## PROBLEM DESCRIPTION:
Nothing but the lines from the one containing "Convert this screenshot" to the end of the data should be returned, exactly as written; pictures are omitted.

## INFORMATION PROVIDED:

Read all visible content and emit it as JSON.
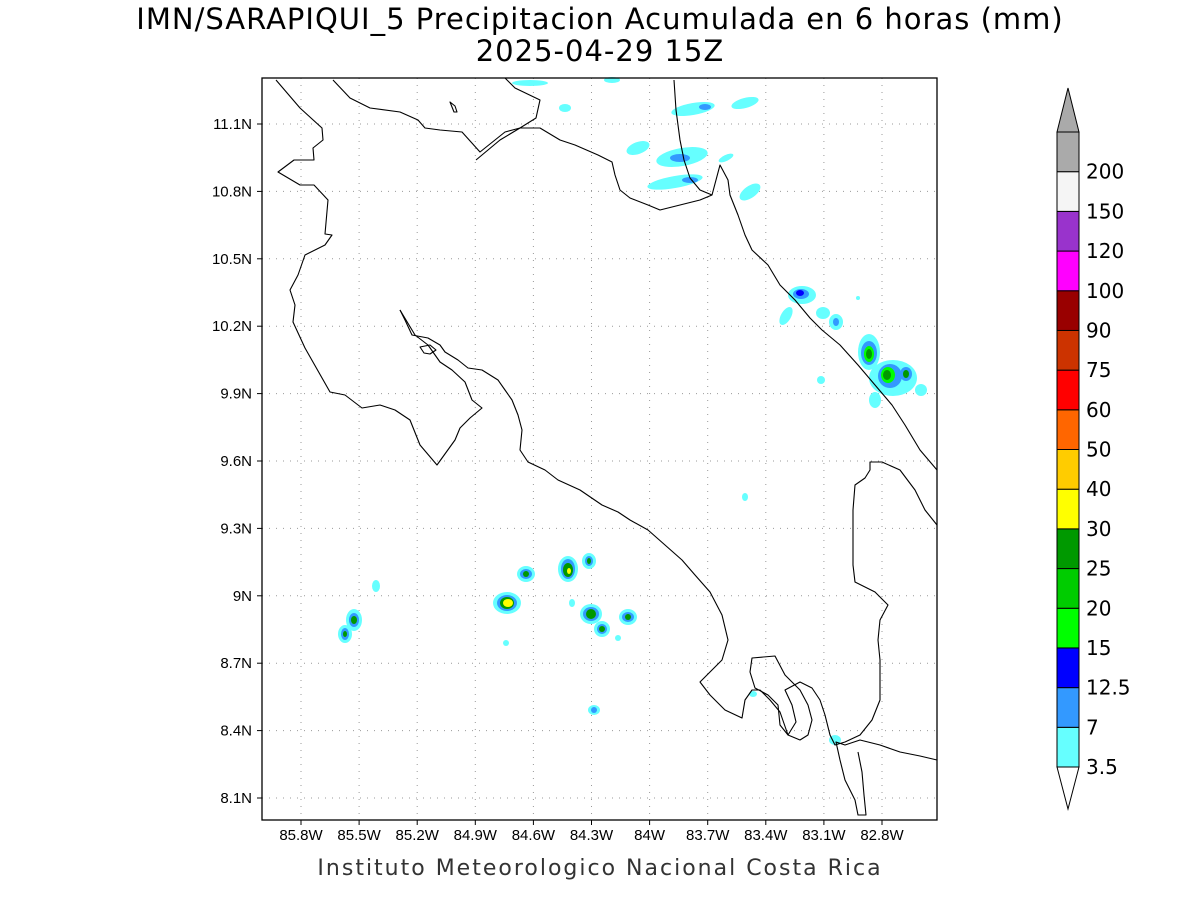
{
  "header": {
    "title_line1": "IMN/SARAPIQUI_5 Precipitacion Acumulada en 6 horas (mm)",
    "title_line2": "2025-04-29 15Z"
  },
  "footer": {
    "credit": "Instituto Meteorologico Nacional Costa Rica"
  },
  "map": {
    "lat_labels": [
      "11.1N",
      "10.8N",
      "10.5N",
      "10.2N",
      "9.9N",
      "9.6N",
      "9.3N",
      "9N",
      "8.7N",
      "8.4N",
      "8.1N"
    ],
    "lon_labels": [
      "85.8W",
      "85.5W",
      "85.2W",
      "84.9W",
      "84.6W",
      "84.3W",
      "84W",
      "83.7W",
      "83.4W",
      "83.1W",
      "82.8W"
    ],
    "grid": "dotted"
  },
  "colorbar": {
    "labels": [
      "3.5",
      "7",
      "12.5",
      "15",
      "20",
      "25",
      "30",
      "40",
      "50",
      "60",
      "75",
      "90",
      "100",
      "120",
      "150",
      "200"
    ],
    "colors": [
      "#66ffff",
      "#3399ff",
      "#0000ff",
      "#00ff00",
      "#00cc00",
      "#009900",
      "#ffff00",
      "#ffcc00",
      "#ff6600",
      "#ff0000",
      "#cc3300",
      "#990000",
      "#ff00ff",
      "#9933cc",
      "#f5f5f5",
      "#aaaaaa"
    ],
    "high_arrow_color": "#aaaaaa",
    "low_arrow_color": "#ffffff"
  }
}
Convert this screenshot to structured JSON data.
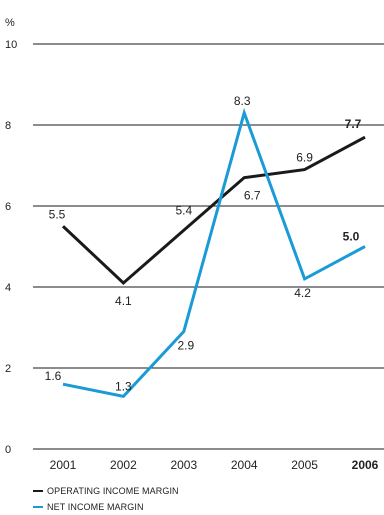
{
  "chart_data": {
    "type": "line",
    "unit_label": "%",
    "categories": [
      "2001",
      "2002",
      "2003",
      "2004",
      "2005",
      "2006"
    ],
    "highlight_category": "2006",
    "ylim": [
      0,
      10
    ],
    "yticks": [
      "0",
      "2",
      "4",
      "6",
      "8",
      "10"
    ],
    "grid": true,
    "series": [
      {
        "name": "OPERATING INCOME MARGIN",
        "color": "#1a1a1a",
        "values": [
          5.5,
          4.1,
          5.4,
          6.7,
          6.9,
          7.7
        ],
        "labels": [
          "5.5",
          "4.1",
          "5.4",
          "6.7",
          "6.9",
          "7.7"
        ]
      },
      {
        "name": "NET INCOME MARGIN",
        "color": "#1a9ad6",
        "values": [
          1.6,
          1.3,
          2.9,
          8.3,
          4.2,
          5.0
        ],
        "labels": [
          "1.6",
          "1.3",
          "2.9",
          "8.3",
          "4.2",
          "5.0"
        ]
      }
    ]
  }
}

## EXERCISE RESULT:
Convert this screenshot to structured JSON data.
{
  "chart_data": {
    "type": "line",
    "unit_label": "%",
    "categories": [
      "2001",
      "2002",
      "2003",
      "2004",
      "2005",
      "2006"
    ],
    "highlight_category": "2006",
    "ylim": [
      0,
      10
    ],
    "yticks": [
      "0",
      "2",
      "4",
      "6",
      "8",
      "10"
    ],
    "grid": true,
    "series": [
      {
        "name": "OPERATING INCOME MARGIN",
        "color": "#1a1a1a",
        "values": [
          5.5,
          4.1,
          5.4,
          6.7,
          6.9,
          7.7
        ],
        "labels": [
          "5.5",
          "4.1",
          "5.4",
          "6.7",
          "6.9",
          "7.7"
        ]
      },
      {
        "name": "NET INCOME MARGIN",
        "color": "#1a9ad6",
        "values": [
          1.6,
          1.3,
          2.9,
          8.3,
          4.2,
          5.0
        ],
        "labels": [
          "1.6",
          "1.3",
          "2.9",
          "8.3",
          "4.2",
          "5.0"
        ]
      }
    ]
  }
}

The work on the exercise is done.